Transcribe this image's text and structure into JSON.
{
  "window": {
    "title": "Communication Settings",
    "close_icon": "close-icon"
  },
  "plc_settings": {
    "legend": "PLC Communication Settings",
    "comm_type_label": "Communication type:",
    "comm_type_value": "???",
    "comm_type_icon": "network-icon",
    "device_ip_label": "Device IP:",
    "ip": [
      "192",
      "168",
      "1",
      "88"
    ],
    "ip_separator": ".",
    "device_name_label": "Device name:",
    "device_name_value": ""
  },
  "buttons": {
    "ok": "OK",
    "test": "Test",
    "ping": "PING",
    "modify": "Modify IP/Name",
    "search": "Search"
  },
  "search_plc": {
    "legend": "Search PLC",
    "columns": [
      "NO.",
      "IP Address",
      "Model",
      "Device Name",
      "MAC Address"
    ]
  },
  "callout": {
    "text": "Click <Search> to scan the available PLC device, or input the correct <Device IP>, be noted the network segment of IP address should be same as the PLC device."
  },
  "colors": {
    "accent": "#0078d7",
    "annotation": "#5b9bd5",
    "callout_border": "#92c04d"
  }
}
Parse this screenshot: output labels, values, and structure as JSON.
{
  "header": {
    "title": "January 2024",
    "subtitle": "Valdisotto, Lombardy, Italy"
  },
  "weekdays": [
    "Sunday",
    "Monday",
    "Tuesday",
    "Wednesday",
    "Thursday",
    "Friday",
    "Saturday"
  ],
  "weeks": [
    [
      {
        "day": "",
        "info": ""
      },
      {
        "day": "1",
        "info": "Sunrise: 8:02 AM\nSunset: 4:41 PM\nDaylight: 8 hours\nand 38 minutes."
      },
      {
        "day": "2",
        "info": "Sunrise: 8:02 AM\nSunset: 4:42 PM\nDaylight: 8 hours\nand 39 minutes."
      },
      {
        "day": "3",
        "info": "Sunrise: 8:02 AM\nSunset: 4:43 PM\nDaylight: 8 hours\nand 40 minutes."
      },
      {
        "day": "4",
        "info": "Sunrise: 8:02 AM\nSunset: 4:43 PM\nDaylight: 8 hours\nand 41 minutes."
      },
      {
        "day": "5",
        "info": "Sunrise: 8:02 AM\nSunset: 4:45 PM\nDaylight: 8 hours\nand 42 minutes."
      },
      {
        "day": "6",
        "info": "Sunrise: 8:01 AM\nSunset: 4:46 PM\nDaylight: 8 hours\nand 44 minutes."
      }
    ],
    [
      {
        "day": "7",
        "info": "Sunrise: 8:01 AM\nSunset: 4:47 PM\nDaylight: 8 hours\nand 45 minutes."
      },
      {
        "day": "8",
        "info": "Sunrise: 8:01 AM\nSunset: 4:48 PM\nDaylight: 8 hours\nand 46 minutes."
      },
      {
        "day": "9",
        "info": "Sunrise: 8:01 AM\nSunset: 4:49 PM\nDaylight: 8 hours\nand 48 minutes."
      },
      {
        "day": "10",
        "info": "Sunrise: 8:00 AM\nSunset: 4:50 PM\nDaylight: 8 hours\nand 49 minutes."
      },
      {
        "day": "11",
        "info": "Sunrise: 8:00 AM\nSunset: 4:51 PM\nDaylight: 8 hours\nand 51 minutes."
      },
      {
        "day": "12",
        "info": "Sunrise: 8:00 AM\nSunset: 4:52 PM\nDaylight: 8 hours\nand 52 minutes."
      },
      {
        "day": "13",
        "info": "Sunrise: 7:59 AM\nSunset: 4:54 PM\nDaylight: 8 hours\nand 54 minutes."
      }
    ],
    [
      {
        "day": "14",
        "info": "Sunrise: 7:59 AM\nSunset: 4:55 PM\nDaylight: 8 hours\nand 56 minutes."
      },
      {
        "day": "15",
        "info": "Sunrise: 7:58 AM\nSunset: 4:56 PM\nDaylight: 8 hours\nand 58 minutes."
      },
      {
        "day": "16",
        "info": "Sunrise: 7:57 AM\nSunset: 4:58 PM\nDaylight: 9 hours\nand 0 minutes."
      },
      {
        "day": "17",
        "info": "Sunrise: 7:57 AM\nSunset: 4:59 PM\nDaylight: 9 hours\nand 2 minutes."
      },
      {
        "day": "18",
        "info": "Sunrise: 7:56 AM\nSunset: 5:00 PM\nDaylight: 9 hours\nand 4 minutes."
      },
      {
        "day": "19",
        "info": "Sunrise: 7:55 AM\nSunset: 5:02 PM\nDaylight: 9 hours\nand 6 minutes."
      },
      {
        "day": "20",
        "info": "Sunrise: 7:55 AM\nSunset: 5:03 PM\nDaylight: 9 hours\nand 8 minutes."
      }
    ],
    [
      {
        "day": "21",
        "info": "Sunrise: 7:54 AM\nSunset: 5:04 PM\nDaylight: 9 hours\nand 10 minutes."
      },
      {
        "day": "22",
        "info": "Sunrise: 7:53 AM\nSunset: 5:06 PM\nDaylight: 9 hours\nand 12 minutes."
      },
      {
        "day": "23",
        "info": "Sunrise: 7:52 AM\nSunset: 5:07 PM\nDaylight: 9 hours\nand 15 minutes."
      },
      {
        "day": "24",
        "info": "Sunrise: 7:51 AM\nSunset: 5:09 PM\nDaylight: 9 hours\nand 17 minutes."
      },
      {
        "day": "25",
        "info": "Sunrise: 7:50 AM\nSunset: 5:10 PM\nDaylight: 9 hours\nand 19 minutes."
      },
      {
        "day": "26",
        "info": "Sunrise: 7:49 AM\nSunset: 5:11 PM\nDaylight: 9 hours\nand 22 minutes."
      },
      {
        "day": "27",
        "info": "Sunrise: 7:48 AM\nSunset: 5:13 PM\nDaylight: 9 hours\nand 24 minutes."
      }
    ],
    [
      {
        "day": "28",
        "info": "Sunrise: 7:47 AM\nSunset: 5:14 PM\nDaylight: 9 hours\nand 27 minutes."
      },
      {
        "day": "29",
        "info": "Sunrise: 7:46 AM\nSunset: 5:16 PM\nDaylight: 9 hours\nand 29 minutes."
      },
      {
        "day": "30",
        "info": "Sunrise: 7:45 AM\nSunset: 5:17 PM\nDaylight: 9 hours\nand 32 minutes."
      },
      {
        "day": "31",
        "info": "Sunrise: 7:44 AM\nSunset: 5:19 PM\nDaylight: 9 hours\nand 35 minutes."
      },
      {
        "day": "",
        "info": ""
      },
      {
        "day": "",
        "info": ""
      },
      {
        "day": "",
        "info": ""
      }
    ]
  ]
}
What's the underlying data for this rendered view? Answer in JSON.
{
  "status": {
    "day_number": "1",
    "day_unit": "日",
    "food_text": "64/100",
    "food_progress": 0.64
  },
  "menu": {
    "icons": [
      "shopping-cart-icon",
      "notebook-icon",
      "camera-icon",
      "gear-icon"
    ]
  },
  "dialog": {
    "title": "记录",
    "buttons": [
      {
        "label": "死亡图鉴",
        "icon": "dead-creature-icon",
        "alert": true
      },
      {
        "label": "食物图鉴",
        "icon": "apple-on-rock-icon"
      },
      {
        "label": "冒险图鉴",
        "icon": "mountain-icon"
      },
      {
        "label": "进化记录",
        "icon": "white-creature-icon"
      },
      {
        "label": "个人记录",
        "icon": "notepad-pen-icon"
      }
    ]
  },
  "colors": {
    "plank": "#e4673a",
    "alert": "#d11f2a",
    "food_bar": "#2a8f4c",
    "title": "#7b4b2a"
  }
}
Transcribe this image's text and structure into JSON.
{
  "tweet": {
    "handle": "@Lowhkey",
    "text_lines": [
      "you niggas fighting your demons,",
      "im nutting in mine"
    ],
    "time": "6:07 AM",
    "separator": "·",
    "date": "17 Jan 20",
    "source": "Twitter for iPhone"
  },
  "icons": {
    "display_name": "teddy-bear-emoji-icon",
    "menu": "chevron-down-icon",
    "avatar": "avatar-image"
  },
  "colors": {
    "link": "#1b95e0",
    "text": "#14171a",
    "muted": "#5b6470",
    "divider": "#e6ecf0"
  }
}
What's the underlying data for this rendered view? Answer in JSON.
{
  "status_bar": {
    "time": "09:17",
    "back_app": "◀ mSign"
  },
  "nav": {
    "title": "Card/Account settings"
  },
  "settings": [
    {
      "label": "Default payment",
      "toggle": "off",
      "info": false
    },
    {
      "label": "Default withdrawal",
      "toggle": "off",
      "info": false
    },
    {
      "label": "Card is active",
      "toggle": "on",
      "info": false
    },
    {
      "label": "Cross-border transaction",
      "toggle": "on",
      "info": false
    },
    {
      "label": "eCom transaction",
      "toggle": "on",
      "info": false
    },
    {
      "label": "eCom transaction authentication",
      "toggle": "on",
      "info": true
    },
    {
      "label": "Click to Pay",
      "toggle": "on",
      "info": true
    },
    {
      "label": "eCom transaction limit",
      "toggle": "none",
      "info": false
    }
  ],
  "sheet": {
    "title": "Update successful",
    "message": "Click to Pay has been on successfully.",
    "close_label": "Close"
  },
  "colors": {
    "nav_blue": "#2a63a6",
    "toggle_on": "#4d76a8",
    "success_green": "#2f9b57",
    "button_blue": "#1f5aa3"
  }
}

....

* _Instructions to follow_: In the material above, find each line that contains the word "Card", and select it.

* _Expected output_:
    "title": "Card/Account settings"
      "label": "Card is active",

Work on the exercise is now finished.